(Lines from a dataset)

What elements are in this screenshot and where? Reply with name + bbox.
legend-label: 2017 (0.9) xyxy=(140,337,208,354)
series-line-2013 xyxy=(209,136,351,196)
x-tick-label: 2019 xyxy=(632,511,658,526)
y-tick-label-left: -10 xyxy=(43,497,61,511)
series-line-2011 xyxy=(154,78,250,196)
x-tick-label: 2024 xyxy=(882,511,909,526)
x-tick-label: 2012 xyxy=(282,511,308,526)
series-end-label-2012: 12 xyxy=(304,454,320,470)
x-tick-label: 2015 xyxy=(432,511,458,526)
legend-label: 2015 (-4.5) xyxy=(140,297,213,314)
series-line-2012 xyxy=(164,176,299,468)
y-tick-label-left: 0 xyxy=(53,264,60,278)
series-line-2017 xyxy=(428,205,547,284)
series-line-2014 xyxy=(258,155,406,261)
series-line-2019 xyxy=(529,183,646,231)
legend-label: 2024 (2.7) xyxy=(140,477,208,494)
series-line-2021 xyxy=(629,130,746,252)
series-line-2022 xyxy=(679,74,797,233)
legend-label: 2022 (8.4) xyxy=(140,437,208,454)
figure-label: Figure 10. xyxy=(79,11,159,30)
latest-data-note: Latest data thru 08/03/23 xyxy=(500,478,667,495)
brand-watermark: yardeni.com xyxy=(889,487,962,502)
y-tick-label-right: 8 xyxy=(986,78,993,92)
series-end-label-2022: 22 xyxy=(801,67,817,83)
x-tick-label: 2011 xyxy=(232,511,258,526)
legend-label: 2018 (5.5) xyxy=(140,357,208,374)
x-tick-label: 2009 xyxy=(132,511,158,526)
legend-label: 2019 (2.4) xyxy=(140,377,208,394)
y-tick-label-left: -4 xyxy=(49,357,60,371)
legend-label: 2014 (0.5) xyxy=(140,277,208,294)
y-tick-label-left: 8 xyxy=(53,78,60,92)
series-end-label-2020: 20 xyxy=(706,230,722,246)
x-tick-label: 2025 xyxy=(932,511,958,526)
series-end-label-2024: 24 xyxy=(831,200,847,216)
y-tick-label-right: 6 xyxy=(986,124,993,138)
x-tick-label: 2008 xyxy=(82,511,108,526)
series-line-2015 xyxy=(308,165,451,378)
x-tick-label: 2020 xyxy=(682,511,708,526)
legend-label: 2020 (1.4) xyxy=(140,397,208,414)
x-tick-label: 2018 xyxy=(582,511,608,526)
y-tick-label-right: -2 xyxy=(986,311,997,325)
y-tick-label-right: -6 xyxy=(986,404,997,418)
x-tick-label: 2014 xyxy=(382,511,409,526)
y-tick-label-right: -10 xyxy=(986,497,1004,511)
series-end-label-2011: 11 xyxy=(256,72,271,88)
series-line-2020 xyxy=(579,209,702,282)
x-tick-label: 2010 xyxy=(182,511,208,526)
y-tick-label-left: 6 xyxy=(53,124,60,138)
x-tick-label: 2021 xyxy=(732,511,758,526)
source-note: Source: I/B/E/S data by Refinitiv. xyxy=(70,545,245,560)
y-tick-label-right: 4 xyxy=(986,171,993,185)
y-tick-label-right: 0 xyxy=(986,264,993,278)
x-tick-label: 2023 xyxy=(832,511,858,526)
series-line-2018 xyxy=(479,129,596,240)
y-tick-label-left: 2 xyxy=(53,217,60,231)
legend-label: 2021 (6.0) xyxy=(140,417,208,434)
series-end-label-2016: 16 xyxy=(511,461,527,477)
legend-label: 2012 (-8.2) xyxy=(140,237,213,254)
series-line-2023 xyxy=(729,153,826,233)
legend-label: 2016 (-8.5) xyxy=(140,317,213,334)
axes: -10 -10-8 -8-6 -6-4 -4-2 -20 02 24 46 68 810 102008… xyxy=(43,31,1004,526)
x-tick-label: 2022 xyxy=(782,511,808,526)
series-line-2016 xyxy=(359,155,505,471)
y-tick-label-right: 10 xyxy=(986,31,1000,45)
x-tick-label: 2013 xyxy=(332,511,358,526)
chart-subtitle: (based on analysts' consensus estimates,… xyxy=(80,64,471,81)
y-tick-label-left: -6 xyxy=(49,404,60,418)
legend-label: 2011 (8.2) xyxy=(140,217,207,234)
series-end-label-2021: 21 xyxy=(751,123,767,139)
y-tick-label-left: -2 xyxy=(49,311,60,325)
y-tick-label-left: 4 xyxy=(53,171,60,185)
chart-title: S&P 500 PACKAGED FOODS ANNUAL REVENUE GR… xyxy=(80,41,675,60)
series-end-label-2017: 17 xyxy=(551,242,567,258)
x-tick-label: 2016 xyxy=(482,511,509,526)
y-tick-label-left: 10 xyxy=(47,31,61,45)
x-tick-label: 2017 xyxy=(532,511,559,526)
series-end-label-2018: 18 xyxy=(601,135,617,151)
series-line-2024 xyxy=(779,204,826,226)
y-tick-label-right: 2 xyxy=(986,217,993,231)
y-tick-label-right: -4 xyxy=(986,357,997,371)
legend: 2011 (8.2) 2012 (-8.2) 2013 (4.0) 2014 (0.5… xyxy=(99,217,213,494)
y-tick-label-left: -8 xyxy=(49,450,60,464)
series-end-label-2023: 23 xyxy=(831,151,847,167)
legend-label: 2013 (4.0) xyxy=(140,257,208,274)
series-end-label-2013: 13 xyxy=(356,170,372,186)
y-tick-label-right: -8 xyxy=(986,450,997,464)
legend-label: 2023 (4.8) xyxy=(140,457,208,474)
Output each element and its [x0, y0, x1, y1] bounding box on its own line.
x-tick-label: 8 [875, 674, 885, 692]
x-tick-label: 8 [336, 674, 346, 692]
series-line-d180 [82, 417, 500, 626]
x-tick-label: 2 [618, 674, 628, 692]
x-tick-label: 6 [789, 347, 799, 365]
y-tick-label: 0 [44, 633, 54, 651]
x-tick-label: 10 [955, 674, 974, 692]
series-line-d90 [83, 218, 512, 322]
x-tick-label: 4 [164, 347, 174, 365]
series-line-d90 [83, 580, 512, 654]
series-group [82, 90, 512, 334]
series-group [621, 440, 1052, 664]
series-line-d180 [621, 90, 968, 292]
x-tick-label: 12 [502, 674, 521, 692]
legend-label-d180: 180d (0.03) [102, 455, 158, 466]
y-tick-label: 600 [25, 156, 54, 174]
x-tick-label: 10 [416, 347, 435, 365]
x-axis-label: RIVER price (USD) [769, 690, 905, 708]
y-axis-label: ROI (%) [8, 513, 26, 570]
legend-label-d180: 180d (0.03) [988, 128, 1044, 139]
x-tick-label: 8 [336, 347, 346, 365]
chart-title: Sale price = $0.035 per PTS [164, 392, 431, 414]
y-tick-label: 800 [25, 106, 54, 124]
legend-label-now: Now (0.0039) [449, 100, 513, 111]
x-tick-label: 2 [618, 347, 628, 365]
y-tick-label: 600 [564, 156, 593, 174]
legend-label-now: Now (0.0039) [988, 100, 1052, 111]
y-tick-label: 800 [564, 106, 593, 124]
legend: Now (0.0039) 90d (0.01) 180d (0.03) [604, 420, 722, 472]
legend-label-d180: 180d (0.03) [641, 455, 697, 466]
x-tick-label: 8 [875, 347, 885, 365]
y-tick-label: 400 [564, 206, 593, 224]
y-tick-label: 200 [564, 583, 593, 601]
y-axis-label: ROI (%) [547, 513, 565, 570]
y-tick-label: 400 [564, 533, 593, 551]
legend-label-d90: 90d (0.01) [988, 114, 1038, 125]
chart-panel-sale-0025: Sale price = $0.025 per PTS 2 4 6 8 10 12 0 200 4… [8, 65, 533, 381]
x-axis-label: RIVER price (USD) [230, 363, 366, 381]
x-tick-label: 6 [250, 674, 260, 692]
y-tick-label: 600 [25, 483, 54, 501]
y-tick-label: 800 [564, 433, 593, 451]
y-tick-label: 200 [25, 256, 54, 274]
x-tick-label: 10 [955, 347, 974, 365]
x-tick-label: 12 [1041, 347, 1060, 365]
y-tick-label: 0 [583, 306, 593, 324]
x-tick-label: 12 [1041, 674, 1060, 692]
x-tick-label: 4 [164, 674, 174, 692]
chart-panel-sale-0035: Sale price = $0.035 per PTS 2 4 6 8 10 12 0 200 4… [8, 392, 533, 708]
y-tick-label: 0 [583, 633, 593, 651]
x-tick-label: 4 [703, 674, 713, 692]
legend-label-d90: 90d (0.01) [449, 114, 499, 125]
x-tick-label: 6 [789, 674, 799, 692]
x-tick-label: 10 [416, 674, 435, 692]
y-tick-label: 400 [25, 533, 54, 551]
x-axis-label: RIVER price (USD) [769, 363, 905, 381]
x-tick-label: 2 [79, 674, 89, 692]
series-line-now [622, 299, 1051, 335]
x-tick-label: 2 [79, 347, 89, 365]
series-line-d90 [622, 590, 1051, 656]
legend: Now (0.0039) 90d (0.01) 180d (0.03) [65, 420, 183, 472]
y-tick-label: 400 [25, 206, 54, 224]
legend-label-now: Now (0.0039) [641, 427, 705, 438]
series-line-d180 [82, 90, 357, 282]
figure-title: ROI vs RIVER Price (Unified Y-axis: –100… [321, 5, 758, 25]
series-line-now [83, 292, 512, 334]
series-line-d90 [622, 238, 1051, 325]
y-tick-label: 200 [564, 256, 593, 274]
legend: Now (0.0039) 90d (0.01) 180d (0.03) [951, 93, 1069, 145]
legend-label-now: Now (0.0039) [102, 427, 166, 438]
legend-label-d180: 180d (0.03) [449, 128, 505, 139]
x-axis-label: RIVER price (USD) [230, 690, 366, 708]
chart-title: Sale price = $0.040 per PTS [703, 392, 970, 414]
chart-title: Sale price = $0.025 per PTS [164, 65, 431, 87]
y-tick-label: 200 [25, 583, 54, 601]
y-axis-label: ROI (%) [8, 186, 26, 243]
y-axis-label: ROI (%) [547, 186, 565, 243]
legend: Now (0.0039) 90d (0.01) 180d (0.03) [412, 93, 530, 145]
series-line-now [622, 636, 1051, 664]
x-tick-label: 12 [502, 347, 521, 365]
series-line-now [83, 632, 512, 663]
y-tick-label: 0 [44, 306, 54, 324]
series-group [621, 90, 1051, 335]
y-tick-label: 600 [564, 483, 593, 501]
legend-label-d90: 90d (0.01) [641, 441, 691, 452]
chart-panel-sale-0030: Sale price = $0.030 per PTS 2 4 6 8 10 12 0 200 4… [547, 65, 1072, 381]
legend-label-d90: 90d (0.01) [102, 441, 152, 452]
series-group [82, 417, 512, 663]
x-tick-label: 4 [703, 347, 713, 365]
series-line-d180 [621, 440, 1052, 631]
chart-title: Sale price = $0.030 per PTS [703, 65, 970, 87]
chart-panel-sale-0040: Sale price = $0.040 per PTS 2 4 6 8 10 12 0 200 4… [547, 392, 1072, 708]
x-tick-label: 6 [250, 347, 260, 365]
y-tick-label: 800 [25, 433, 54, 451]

SHORT EXERCISE - Can you copy every line from the first one down to the one containing "legend-label: 2015 (-4.5)", with both ends included?

CORRECT OUTPUT -
What elements are in this screenshot and where? Reply with name + bbox.
legend-label: 2017 (0.9) xyxy=(140,337,208,354)
series-line-2013 xyxy=(209,136,351,196)
x-tick-label: 2019 xyxy=(632,511,658,526)
y-tick-label-left: -10 xyxy=(43,497,61,511)
series-line-2011 xyxy=(154,78,250,196)
x-tick-label: 2024 xyxy=(882,511,909,526)
x-tick-label: 2012 xyxy=(282,511,308,526)
series-end-label-2012: 12 xyxy=(304,454,320,470)
x-tick-label: 2015 xyxy=(432,511,458,526)
legend-label: 2015 (-4.5) xyxy=(140,297,213,314)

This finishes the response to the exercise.